(Stored entries)
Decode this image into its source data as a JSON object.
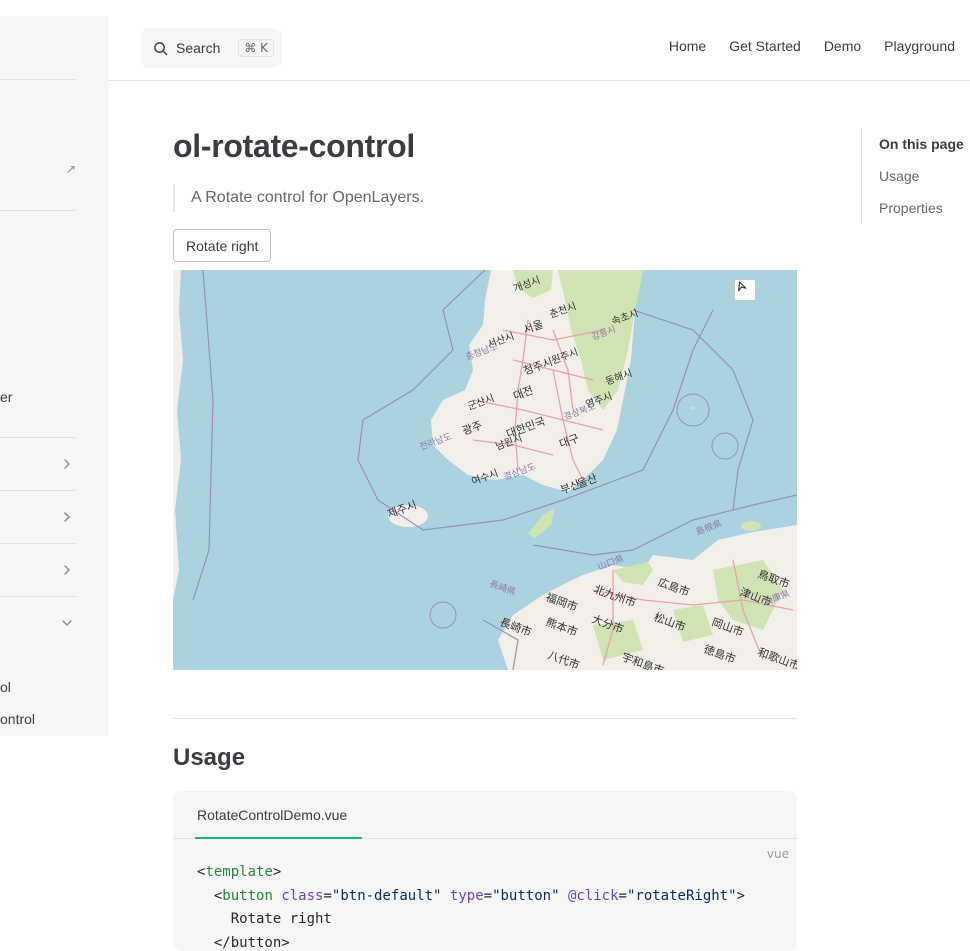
{
  "search": {
    "label": "Search",
    "shortcut": "⌘ K"
  },
  "nav": [
    "Home",
    "Get Started",
    "Demo",
    "Playground"
  ],
  "sidebar": {
    "fragment_er": "er",
    "fragment_ol": "ol",
    "fragment_ontrol": "ontrol"
  },
  "page": {
    "title": "ol-rotate-control",
    "description": "A Rotate control for OpenLayers.",
    "button_label": "Rotate right"
  },
  "map": {
    "labels": [
      "서울",
      "청주시",
      "대전",
      "대한민국",
      "대구",
      "광주",
      "울산",
      "부산",
      "제주시",
      "개성시",
      "춘천시",
      "속초시",
      "강릉시",
      "원주시",
      "동해시",
      "영주시",
      "서산시",
      "군산시",
      "포항시",
      "경상북도",
      "충청남도",
      "전라남도",
      "남원시",
      "여수시",
      "경상남도",
      "福岡市",
      "北九州市",
      "広島市",
      "松山市",
      "岡山市",
      "大分市",
      "熊本市",
      "長崎市",
      "八代市",
      "山口県",
      "島根県",
      "鳥取市",
      "津山市",
      "兵庫県",
      "徳島市",
      "和歌山市",
      "長崎県",
      "宇和島市"
    ],
    "colors": {
      "water": "#aad3df",
      "land": "#f2efe9",
      "green": "#cfe3b3",
      "road": "#e8a2a8",
      "border": "#9b8fb5"
    }
  },
  "usage": {
    "heading": "Usage",
    "file_tab": "RotateControlDemo.vue",
    "lang": "vue",
    "code": {
      "l1_open": "<",
      "l1_tag": "template",
      "l1_close": ">",
      "l2_indent": "  ",
      "l2_open": "<",
      "l2_tag": "button",
      "l2_attr1": "class",
      "l2_eq1": "=",
      "l2_val1": "\"btn-default\"",
      "l2_attr2": "type",
      "l2_eq2": "=",
      "l2_val2": "\"button\"",
      "l2_attr3": "@click",
      "l2_eq3": "=",
      "l2_val3": "\"rotateRight\"",
      "l2_close": ">",
      "l3": "    Rotate right",
      "l4": "  </button>"
    }
  },
  "aside": {
    "title": "On this page",
    "links": [
      "Usage",
      "Properties"
    ]
  }
}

__Given problem__:
Leaving out the pictures, repeat the data above exactly.

__Reply to the task__:
Decode this image into its source data as a JSON object.
{
  "search": {
    "label": "Search",
    "shortcut": "⌘ K"
  },
  "nav": [
    "Home",
    "Get Started",
    "Demo",
    "Playground"
  ],
  "sidebar": {
    "fragment_er": "er",
    "fragment_ol": "ol",
    "fragment_ontrol": "ontrol"
  },
  "page": {
    "title": "ol-rotate-control",
    "description": "A Rotate control for OpenLayers.",
    "button_label": "Rotate right"
  },
  "map": {
    "labels": [
      "서울",
      "청주시",
      "대전",
      "대한민국",
      "대구",
      "광주",
      "울산",
      "부산",
      "제주시",
      "개성시",
      "춘천시",
      "속초시",
      "강릉시",
      "원주시",
      "동해시",
      "영주시",
      "서산시",
      "군산시",
      "포항시",
      "경상북도",
      "충청남도",
      "전라남도",
      "남원시",
      "여수시",
      "경상남도",
      "福岡市",
      "北九州市",
      "広島市",
      "松山市",
      "岡山市",
      "大分市",
      "熊本市",
      "長崎市",
      "八代市",
      "山口県",
      "島根県",
      "鳥取市",
      "津山市",
      "兵庫県",
      "徳島市",
      "和歌山市",
      "長崎県",
      "宇和島市"
    ],
    "colors": {
      "water": "#aad3df",
      "land": "#f2efe9",
      "green": "#cfe3b3",
      "road": "#e8a2a8",
      "border": "#9b8fb5"
    }
  },
  "usage": {
    "heading": "Usage",
    "file_tab": "RotateControlDemo.vue",
    "lang": "vue",
    "code": {
      "l1_open": "<",
      "l1_tag": "template",
      "l1_close": ">",
      "l2_indent": "  ",
      "l2_open": "<",
      "l2_tag": "button",
      "l2_attr1": "class",
      "l2_eq1": "=",
      "l2_val1": "\"btn-default\"",
      "l2_attr2": "type",
      "l2_eq2": "=",
      "l2_val2": "\"button\"",
      "l2_attr3": "@click",
      "l2_eq3": "=",
      "l2_val3": "\"rotateRight\"",
      "l2_close": ">",
      "l3": "    Rotate right",
      "l4": "  </button>"
    }
  },
  "aside": {
    "title": "On this page",
    "links": [
      "Usage",
      "Properties"
    ]
  }
}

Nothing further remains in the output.